▶ _INSTRUCTIONS TO FOLLOW_
Skip the images and return the records below exactly.

--- Start STORED DATA ---

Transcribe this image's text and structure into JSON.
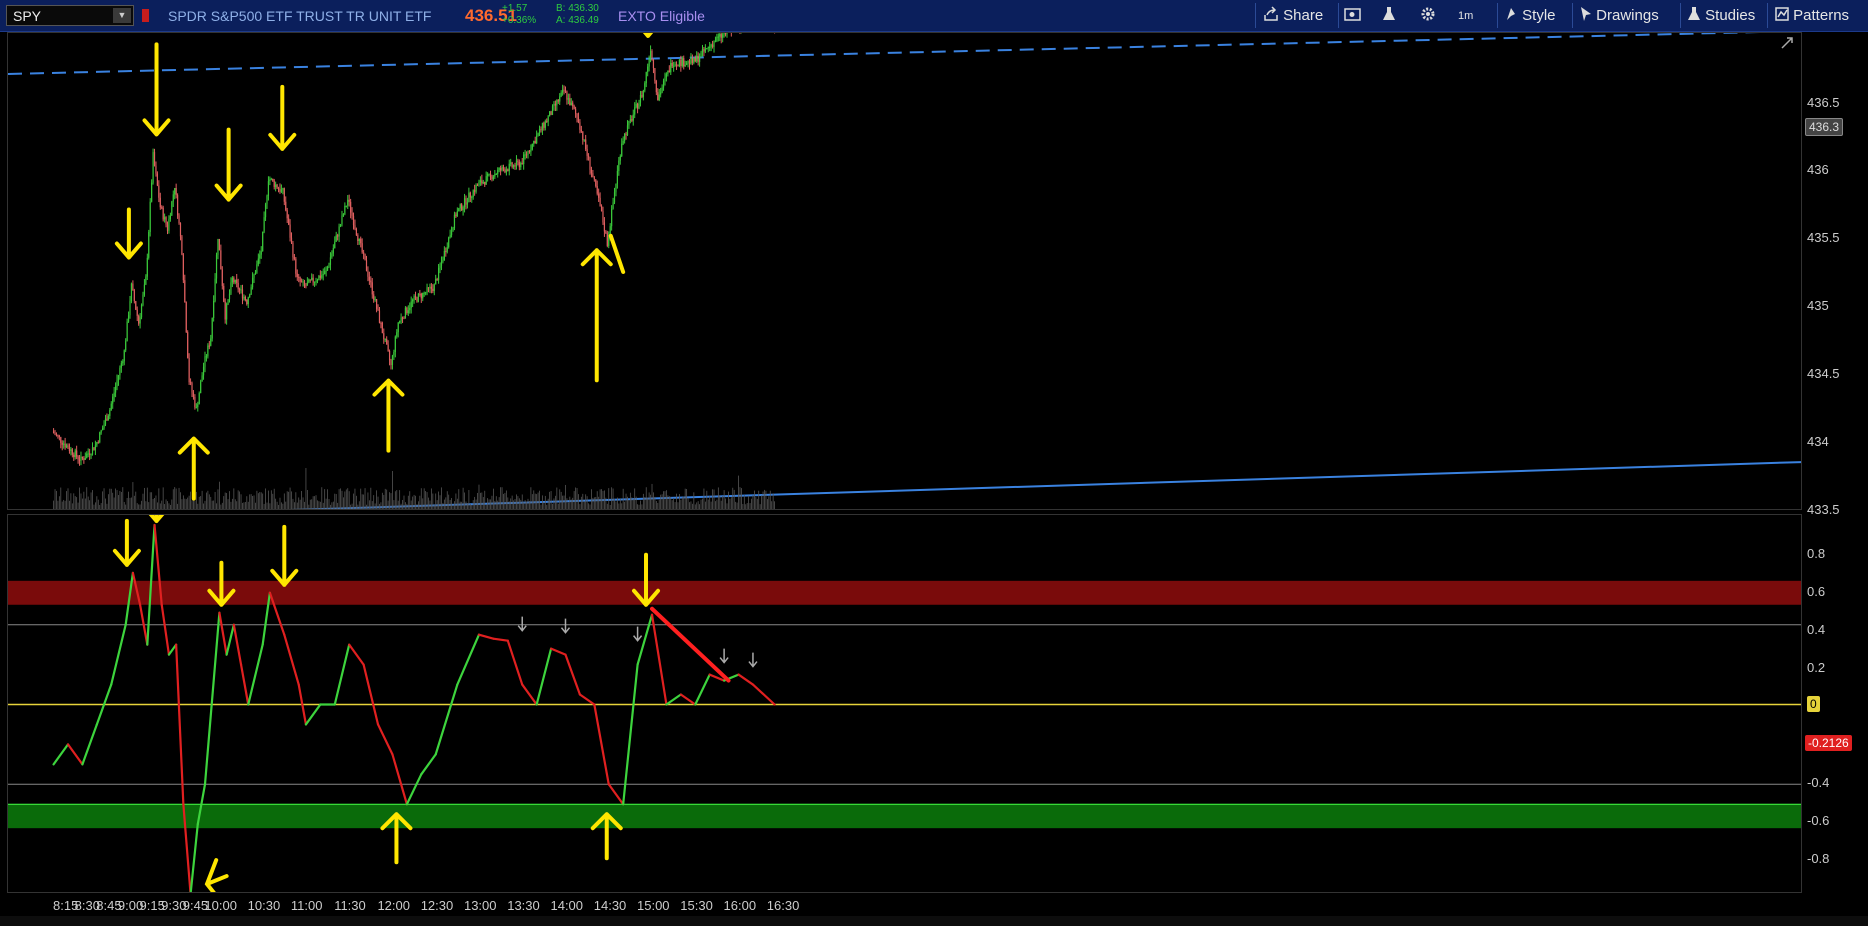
{
  "toolbar": {
    "symbol": "SPY",
    "dropdown_glyph": "▼",
    "description": "SPDR S&P500 ETF TRUST TR UNIT ETF",
    "last_price": "436.51",
    "change_abs": "+1.57",
    "change_pct": "+0.36%",
    "bid": "B: 436.30",
    "ask": "A: 436.49",
    "exto": "EXTO Eligible",
    "buttons": {
      "share": "Share",
      "timeframe": "1m",
      "style": "Style",
      "drawings": "Drawings",
      "studies": "Studies",
      "patterns": "Patterns"
    },
    "icons": [
      "share-icon",
      "screenshot-icon",
      "flask-icon",
      "gear-icon",
      "timeframe-icon",
      "style-icon",
      "cursor-icon",
      "studies-flask-icon",
      "patterns-icon",
      "expand-icon"
    ]
  },
  "colors": {
    "bull": "#3ac83a",
    "bear": "#e06060",
    "annotation": "#ffe600",
    "trend_blue": "#3a82e0",
    "osc_green": "#3dd43d",
    "osc_red": "#e02020",
    "zero_line": "#e6d33a",
    "ob_band": "#7a0b0b",
    "os_band": "#0a6b0a"
  },
  "price_axis": {
    "ticks": [
      "436.5",
      "436",
      "435.5",
      "435",
      "434.5",
      "434",
      "433.5"
    ],
    "current_badge": "436.3"
  },
  "osc_axis": {
    "ticks": [
      "0.8",
      "0.6",
      "0.4",
      "0.2",
      "0",
      "-0.4",
      "-0.6",
      "-0.8"
    ],
    "zero_badge": "0",
    "value_badge": "-0.2126"
  },
  "time_axis": [
    "8:15",
    "8:30",
    "8:45",
    "9:00",
    "9:15",
    "9:30",
    "9:45",
    "10:00",
    "10:30",
    "11:00",
    "11:30",
    "12:00",
    "12:30",
    "13:00",
    "13:30",
    "14:00",
    "14:30",
    "15:00",
    "15:30",
    "16:00",
    "16:30"
  ],
  "chart_data": {
    "type": "line",
    "price_series": {
      "name": "SPY",
      "x": [
        "8:05",
        "8:15",
        "8:25",
        "8:35",
        "8:45",
        "8:55",
        "9:00",
        "9:05",
        "9:10",
        "9:15",
        "9:20",
        "9:25",
        "9:30",
        "9:35",
        "9:40",
        "9:45",
        "9:50",
        "9:55",
        "10:00",
        "10:05",
        "10:10",
        "10:20",
        "10:30",
        "10:35",
        "10:45",
        "10:55",
        "11:00",
        "11:15",
        "11:30",
        "11:45",
        "12:00",
        "12:05",
        "12:15",
        "12:30",
        "12:45",
        "13:00",
        "13:15",
        "13:30",
        "13:45",
        "14:00",
        "14:10",
        "14:25",
        "14:30",
        "14:40",
        "14:55",
        "15:00",
        "15:05",
        "15:15",
        "15:30",
        "15:45",
        "16:00",
        "16:15",
        "16:25"
      ],
      "y": [
        434.05,
        433.95,
        433.85,
        433.95,
        434.2,
        434.6,
        435.05,
        434.8,
        435.1,
        435.95,
        435.6,
        435.45,
        435.75,
        435.3,
        434.4,
        434.2,
        434.5,
        434.7,
        435.4,
        434.85,
        435.1,
        434.95,
        435.3,
        435.8,
        435.7,
        435.1,
        435.05,
        435.15,
        435.65,
        435.1,
        434.5,
        434.8,
        434.95,
        435.05,
        435.55,
        435.75,
        435.85,
        435.9,
        436.15,
        436.4,
        436.2,
        435.6,
        435.35,
        436.05,
        436.4,
        436.7,
        436.35,
        436.6,
        436.6,
        436.75,
        436.85,
        436.9,
        436.85
      ]
    },
    "price_ylim": [
      433.5,
      436.8
    ],
    "oscillator": {
      "x": [
        "8:05",
        "8:15",
        "8:25",
        "8:35",
        "8:45",
        "8:55",
        "9:00",
        "9:05",
        "9:10",
        "9:15",
        "9:20",
        "9:25",
        "9:30",
        "9:35",
        "9:40",
        "9:45",
        "9:50",
        "10:00",
        "10:05",
        "10:10",
        "10:15",
        "10:20",
        "10:30",
        "10:35",
        "10:45",
        "10:55",
        "11:00",
        "11:10",
        "11:20",
        "11:30",
        "11:40",
        "11:50",
        "12:00",
        "12:10",
        "12:20",
        "12:30",
        "12:45",
        "13:00",
        "13:10",
        "13:20",
        "13:30",
        "13:40",
        "13:50",
        "14:00",
        "14:10",
        "14:20",
        "14:30",
        "14:40",
        "14:50",
        "15:00",
        "15:10",
        "15:20",
        "15:30",
        "15:40",
        "15:50",
        "16:00",
        "16:10",
        "16:25"
      ],
      "y": [
        -0.3,
        -0.2,
        -0.3,
        -0.1,
        0.1,
        0.4,
        0.66,
        0.5,
        0.3,
        0.9,
        0.5,
        0.25,
        0.3,
        -0.5,
        -0.95,
        -0.6,
        -0.4,
        0.46,
        0.25,
        0.4,
        0.2,
        0.0,
        0.3,
        0.56,
        0.35,
        0.1,
        -0.1,
        0.0,
        0.0,
        0.3,
        0.2,
        -0.1,
        -0.25,
        -0.5,
        -0.35,
        -0.25,
        0.1,
        0.35,
        0.33,
        0.32,
        0.1,
        0.0,
        0.28,
        0.25,
        0.05,
        0.0,
        -0.4,
        -0.5,
        0.2,
        0.45,
        0.0,
        0.05,
        0.0,
        0.15,
        0.12,
        0.15,
        0.1,
        0.0
      ],
      "overbought_band": [
        0.5,
        0.62
      ],
      "oversold_band": [
        -0.62,
        -0.5
      ],
      "levels": [
        0.4,
        0,
        -0.4
      ]
    },
    "osc_ylim": [
      -0.95,
      0.95
    ],
    "grid": false
  }
}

--- End STORED DATA ---

▶ _ANSWER_
Transcribe this image's text and structure into JSON.
{
  "toolbar": {
    "symbol": "SPY",
    "dropdown_glyph": "▼",
    "description": "SPDR S&P500 ETF TRUST TR UNIT ETF",
    "last_price": "436.51",
    "change_abs": "+1.57",
    "change_pct": "+0.36%",
    "bid": "B: 436.30",
    "ask": "A: 436.49",
    "exto": "EXTO Eligible",
    "buttons": {
      "share": "Share",
      "timeframe": "1m",
      "style": "Style",
      "drawings": "Drawings",
      "studies": "Studies",
      "patterns": "Patterns"
    },
    "icons": [
      "share-icon",
      "screenshot-icon",
      "flask-icon",
      "gear-icon",
      "timeframe-icon",
      "style-icon",
      "cursor-icon",
      "studies-flask-icon",
      "patterns-icon",
      "expand-icon"
    ]
  },
  "colors": {
    "bull": "#3ac83a",
    "bear": "#e06060",
    "annotation": "#ffe600",
    "trend_blue": "#3a82e0",
    "osc_green": "#3dd43d",
    "osc_red": "#e02020",
    "zero_line": "#e6d33a",
    "ob_band": "#7a0b0b",
    "os_band": "#0a6b0a"
  },
  "price_axis": {
    "ticks": [
      "436.5",
      "436",
      "435.5",
      "435",
      "434.5",
      "434",
      "433.5"
    ],
    "current_badge": "436.3"
  },
  "osc_axis": {
    "ticks": [
      "0.8",
      "0.6",
      "0.4",
      "0.2",
      "0",
      "-0.4",
      "-0.6",
      "-0.8"
    ],
    "zero_badge": "0",
    "value_badge": "-0.2126"
  },
  "time_axis": [
    "8:15",
    "8:30",
    "8:45",
    "9:00",
    "9:15",
    "9:30",
    "9:45",
    "10:00",
    "10:30",
    "11:00",
    "11:30",
    "12:00",
    "12:30",
    "13:00",
    "13:30",
    "14:00",
    "14:30",
    "15:00",
    "15:30",
    "16:00",
    "16:30"
  ],
  "chart_data": {
    "type": "line",
    "price_series": {
      "name": "SPY",
      "x": [
        "8:05",
        "8:15",
        "8:25",
        "8:35",
        "8:45",
        "8:55",
        "9:00",
        "9:05",
        "9:10",
        "9:15",
        "9:20",
        "9:25",
        "9:30",
        "9:35",
        "9:40",
        "9:45",
        "9:50",
        "9:55",
        "10:00",
        "10:05",
        "10:10",
        "10:20",
        "10:30",
        "10:35",
        "10:45",
        "10:55",
        "11:00",
        "11:15",
        "11:30",
        "11:45",
        "12:00",
        "12:05",
        "12:15",
        "12:30",
        "12:45",
        "13:00",
        "13:15",
        "13:30",
        "13:45",
        "14:00",
        "14:10",
        "14:25",
        "14:30",
        "14:40",
        "14:55",
        "15:00",
        "15:05",
        "15:15",
        "15:30",
        "15:45",
        "16:00",
        "16:15",
        "16:25"
      ],
      "y": [
        434.05,
        433.95,
        433.85,
        433.95,
        434.2,
        434.6,
        435.05,
        434.8,
        435.1,
        435.95,
        435.6,
        435.45,
        435.75,
        435.3,
        434.4,
        434.2,
        434.5,
        434.7,
        435.4,
        434.85,
        435.1,
        434.95,
        435.3,
        435.8,
        435.7,
        435.1,
        435.05,
        435.15,
        435.65,
        435.1,
        434.5,
        434.8,
        434.95,
        435.05,
        435.55,
        435.75,
        435.85,
        435.9,
        436.15,
        436.4,
        436.2,
        435.6,
        435.35,
        436.05,
        436.4,
        436.7,
        436.35,
        436.6,
        436.6,
        436.75,
        436.85,
        436.9,
        436.85
      ]
    },
    "price_ylim": [
      433.5,
      436.8
    ],
    "oscillator": {
      "x": [
        "8:05",
        "8:15",
        "8:25",
        "8:35",
        "8:45",
        "8:55",
        "9:00",
        "9:05",
        "9:10",
        "9:15",
        "9:20",
        "9:25",
        "9:30",
        "9:35",
        "9:40",
        "9:45",
        "9:50",
        "10:00",
        "10:05",
        "10:10",
        "10:15",
        "10:20",
        "10:30",
        "10:35",
        "10:45",
        "10:55",
        "11:00",
        "11:10",
        "11:20",
        "11:30",
        "11:40",
        "11:50",
        "12:00",
        "12:10",
        "12:20",
        "12:30",
        "12:45",
        "13:00",
        "13:10",
        "13:20",
        "13:30",
        "13:40",
        "13:50",
        "14:00",
        "14:10",
        "14:20",
        "14:30",
        "14:40",
        "14:50",
        "15:00",
        "15:10",
        "15:20",
        "15:30",
        "15:40",
        "15:50",
        "16:00",
        "16:10",
        "16:25"
      ],
      "y": [
        -0.3,
        -0.2,
        -0.3,
        -0.1,
        0.1,
        0.4,
        0.66,
        0.5,
        0.3,
        0.9,
        0.5,
        0.25,
        0.3,
        -0.5,
        -0.95,
        -0.6,
        -0.4,
        0.46,
        0.25,
        0.4,
        0.2,
        0.0,
        0.3,
        0.56,
        0.35,
        0.1,
        -0.1,
        0.0,
        0.0,
        0.3,
        0.2,
        -0.1,
        -0.25,
        -0.5,
        -0.35,
        -0.25,
        0.1,
        0.35,
        0.33,
        0.32,
        0.1,
        0.0,
        0.28,
        0.25,
        0.05,
        0.0,
        -0.4,
        -0.5,
        0.2,
        0.45,
        0.0,
        0.05,
        0.0,
        0.15,
        0.12,
        0.15,
        0.1,
        0.0
      ],
      "overbought_band": [
        0.5,
        0.62
      ],
      "oversold_band": [
        -0.62,
        -0.5
      ],
      "levels": [
        0.4,
        0,
        -0.4
      ]
    },
    "osc_ylim": [
      -0.95,
      0.95
    ],
    "grid": false
  }
}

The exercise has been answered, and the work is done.